OBJECTIVE >> Every record below should be written out exactly; pictures stay out.

SUPPLIED RECORDS >>
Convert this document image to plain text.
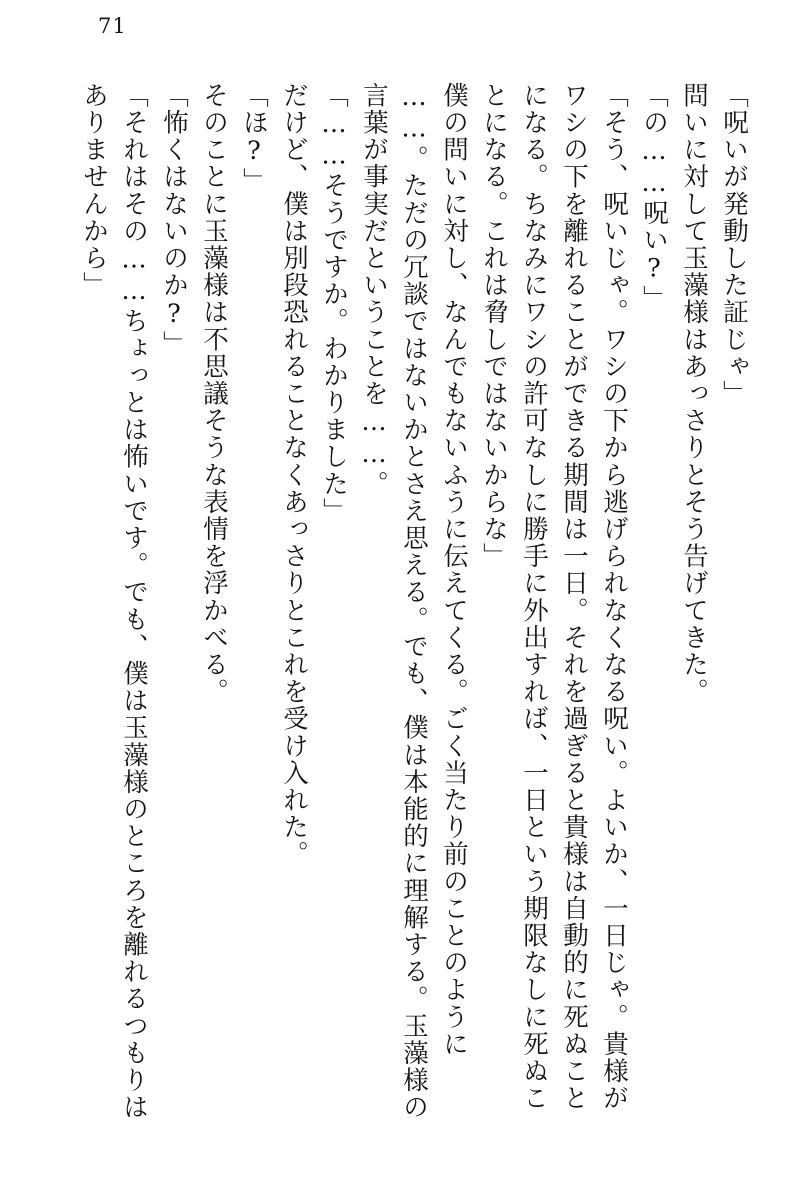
71
「呪いが発動した証じゃ」
問いに対して玉藻様はあっさりとそう告げてきた。
「の……呪い?」
「そう、呪いじゃ。ワシの下から逃げられなくなる呪い。よいか、一日じゃ。貴様が
ワシの下を離れることができる期間は一日。それを過ぎると貴様は自動的に死ぬこと
になる。ちなみにワシの許可なしに勝手に外出すれば、一日という期限なしに死ぬこ
とになる。これは脅しではないからな」
僕の問いに対し、なんでもないふうに伝えてくる。ごく当たり前のことのように
……。ただの冗談ではないかとさえ思える。でも、僕は本能的に理解する。玉藻様の
言葉が事実だということを……。
「……そうですか。わかりました」
だけど、僕は別段恐れることなくあっさりとこれを受け入れた。
「ほ?」
そのことに玉藻様は不思議そうな表情を浮かべる。
「怖くはないのか?」
「それはその……ちょっとは怖いです。でも、僕は玉藻様のところを離れるつもりは
ありませんから」
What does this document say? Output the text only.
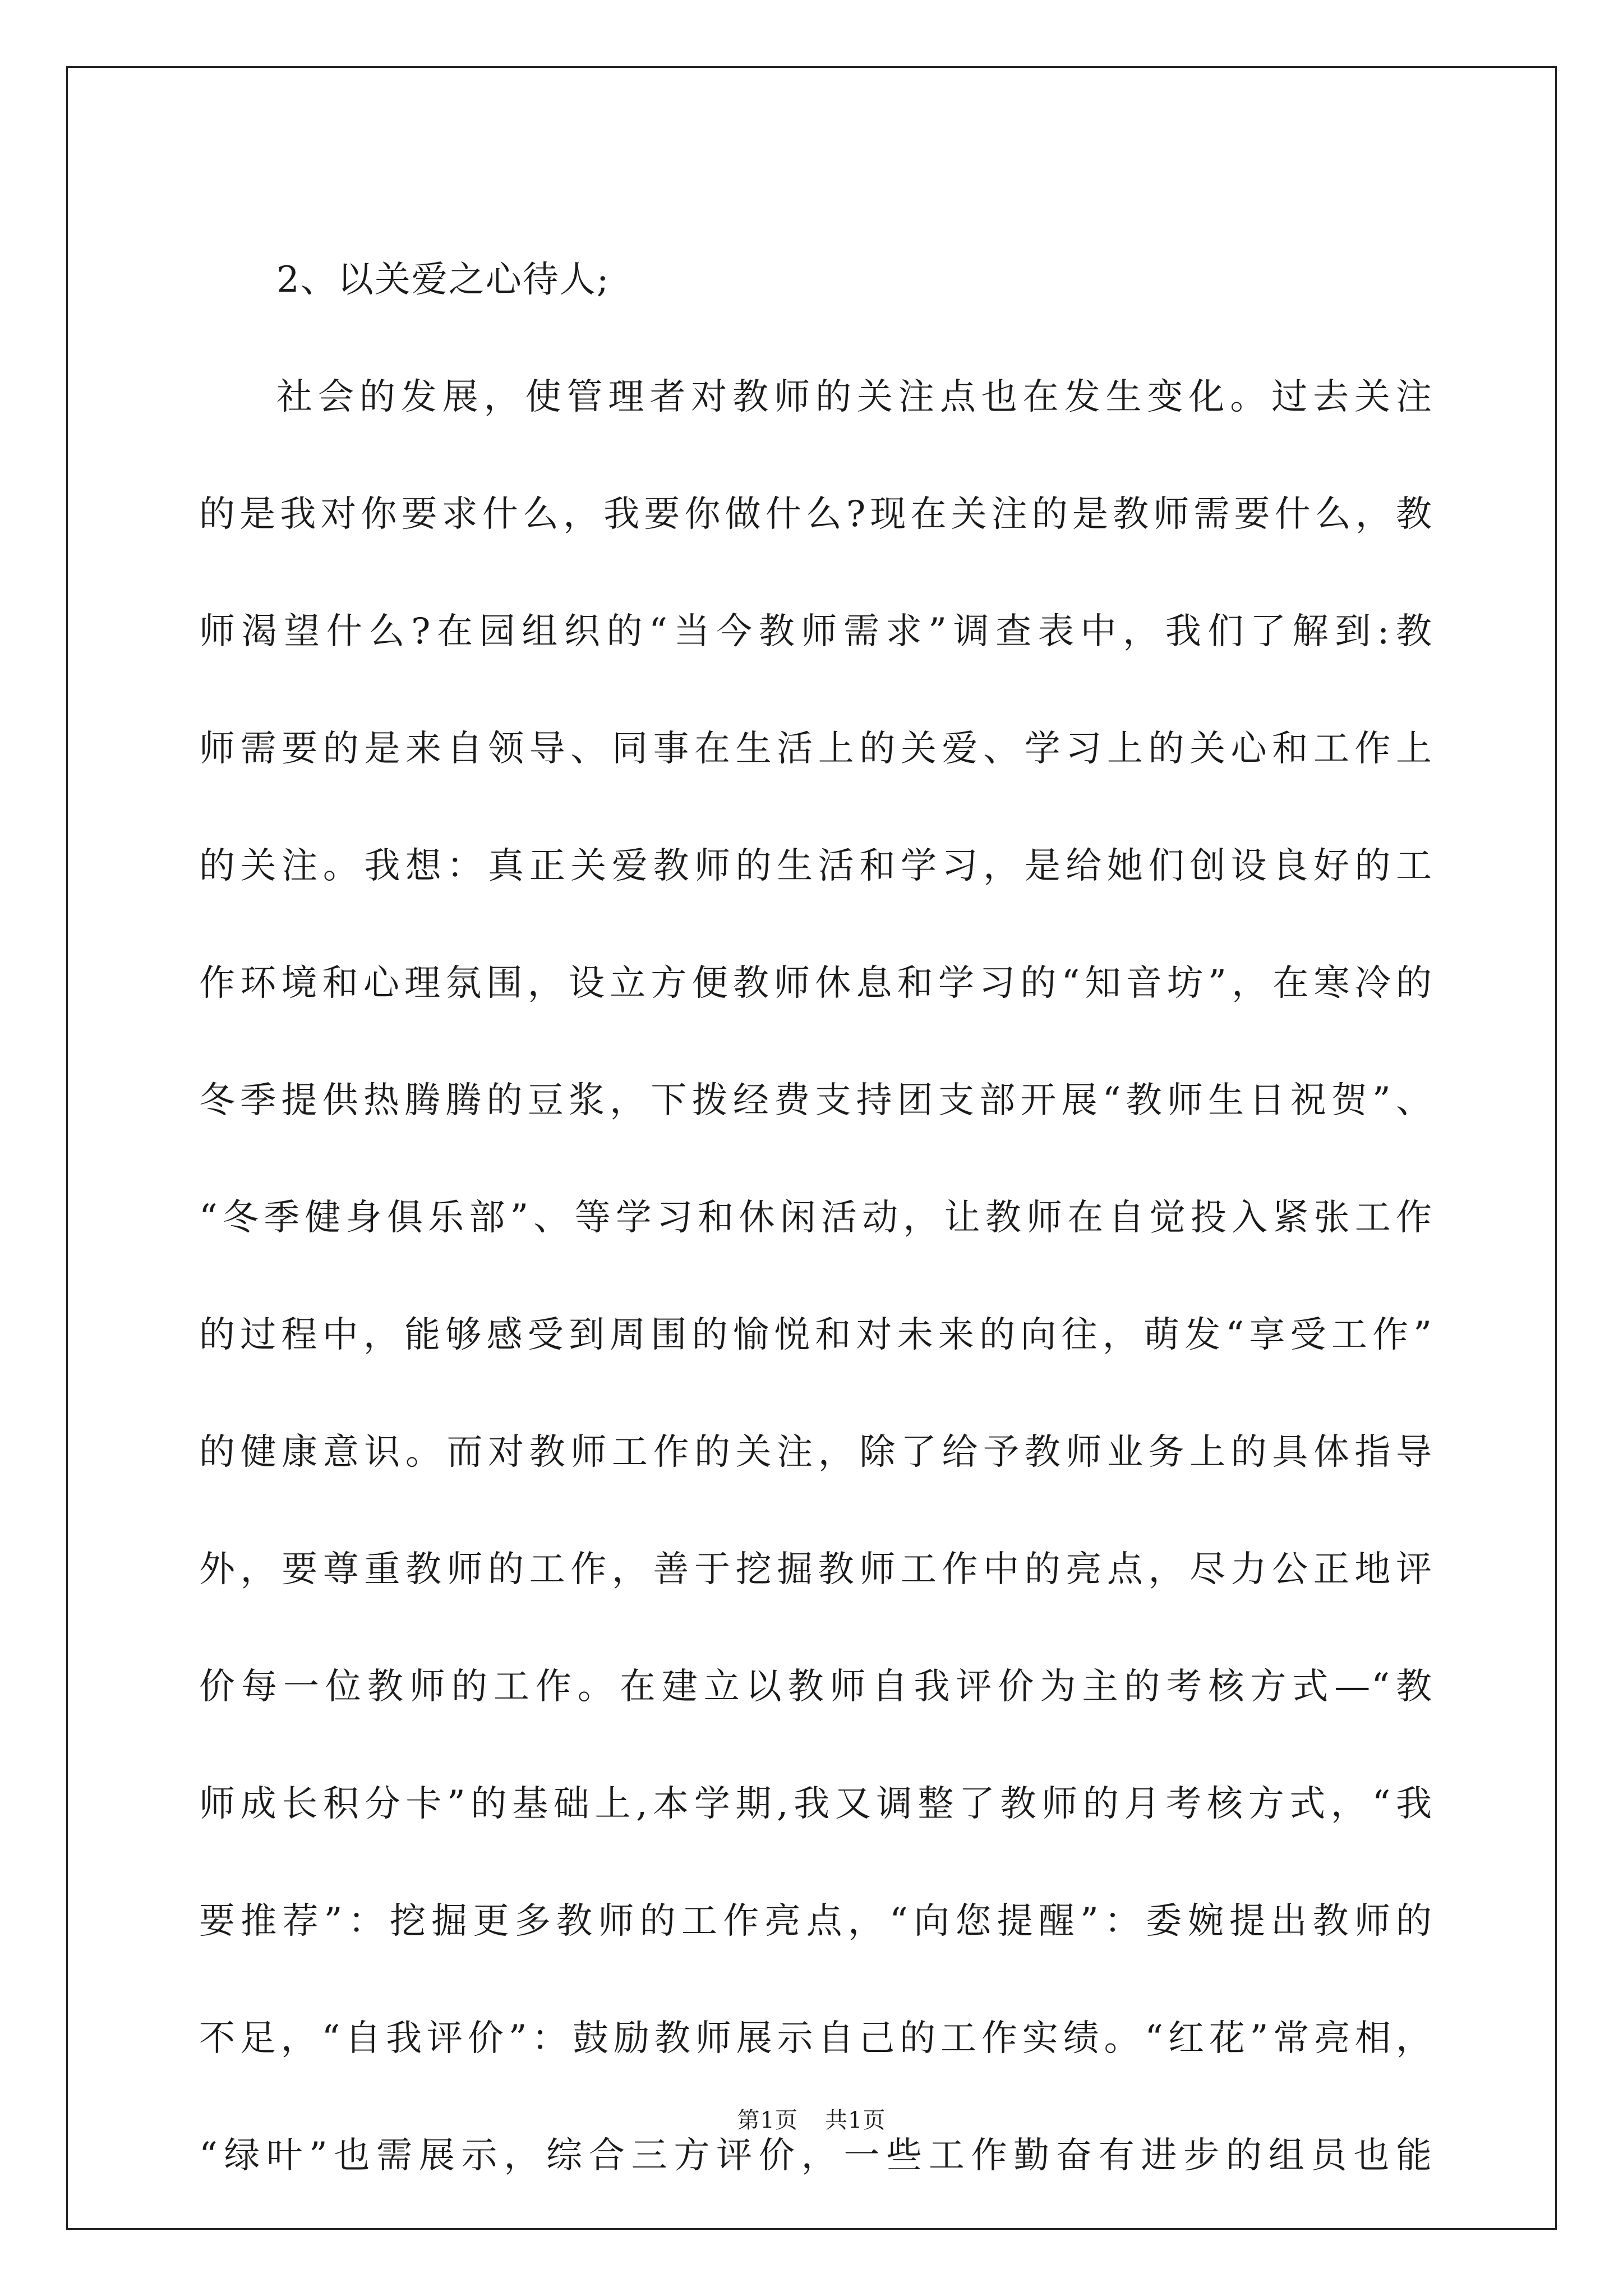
2、以关爱之心待人;
社会的发展，使管理者对教师的关注点也在发生变化。过去关注
的是我对你要求什么，我要你做什么?现在关注的是教师需要什么，教
师渴望什么?在园组织的“当今教师需求”调查表中，我们了解到:教
师需要的是来自领导、同事在生活上的关爱、学习上的关心和工作上
的关注。我想：真正关爱教师的生活和学习，是给她们创设良好的工
作环境和心理氛围，设立方便教师休息和学习的“知音坊”，在寒冷的
冬季提供热腾腾的豆浆，下拨经费支持团支部开展“教师生日祝贺”、
“冬季健身俱乐部”、等学习和休闲活动，让教师在自觉投入紧张工作
的过程中，能够感受到周围的愉悦和对未来的向往，萌发“享受工作”
的健康意识。而对教师工作的关注，除了给予教师业务上的具体指导
外，要尊重教师的工作，善于挖掘教师工作中的亮点，尽力公正地评
价每一位教师的工作。在建立以教师自我评价为主的考核方式—“教
师成长积分卡”的基础上,本学期,我又调整了教师的月考核方式，“我
要推荐”：挖掘更多教师的工作亮点，“向您提醒”：委婉提出教师的
不足，“自我评价”：鼓励教师展示自己的工作实绩。“红花”常亮相，
“绿叶”也需展示，综合三方评价，一些工作勤奋有进步的组员也能
第1页 共1页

FINAL RESULT >>
Convert this document image to plain text.
71
「呪いが発動した証じゃ」
問いに対して玉藻様はあっさりとそう告げてきた。
「の……呪い?」
「そう、呪いじゃ。ワシの下から逃げられなくなる呪い。よいか、一日じゃ。貴様が
ワシの下を離れることができる期間は一日。それを過ぎると貴様は自動的に死ぬこと
になる。ちなみにワシの許可なしに勝手に外出すれば、一日という期限なしに死ぬこ
とになる。これは脅しではないからな」
僕の問いに対し、なんでもないふうに伝えてくる。ごく当たり前のことのように
……。ただの冗談ではないかとさえ思える。でも、僕は本能的に理解する。玉藻様の
言葉が事実だということを……。
「……そうですか。わかりました」
だけど、僕は別段恐れることなくあっさりとこれを受け入れた。
「ほ?」
そのことに玉藻様は不思議そうな表情を浮かべる。
「怖くはないのか?」
「それはその……ちょっとは怖いです。でも、僕は玉藻様のところを離れるつもりは
ありませんから」
What does this document say? Output the text only.
2、以关爱之心待人;
社会的发展，使管理者对教师的关注点也在发生变化。过去关注
的是我对你要求什么，我要你做什么?现在关注的是教师需要什么，教
师渴望什么?在园组织的“当今教师需求”调查表中，我们了解到:教
师需要的是来自领导、同事在生活上的关爱、学习上的关心和工作上
的关注。我想：真正关爱教师的生活和学习，是给她们创设良好的工
作环境和心理氛围，设立方便教师休息和学习的“知音坊”，在寒冷的
冬季提供热腾腾的豆浆，下拨经费支持团支部开展“教师生日祝贺”、
“冬季健身俱乐部”、等学习和休闲活动，让教师在自觉投入紧张工作
的过程中，能够感受到周围的愉悦和对未来的向往，萌发“享受工作”
的健康意识。而对教师工作的关注，除了给予教师业务上的具体指导
外，要尊重教师的工作，善于挖掘教师工作中的亮点，尽力公正地评
价每一位教师的工作。在建立以教师自我评价为主的考核方式—“教
师成长积分卡”的基础上,本学期,我又调整了教师的月考核方式，“我
要推荐”：挖掘更多教师的工作亮点，“向您提醒”：委婉提出教师的
不足，“自我评价”：鼓励教师展示自己的工作实绩。“红花”常亮相，
“绿叶”也需展示，综合三方评价，一些工作勤奋有进步的组员也能
第1页 共1页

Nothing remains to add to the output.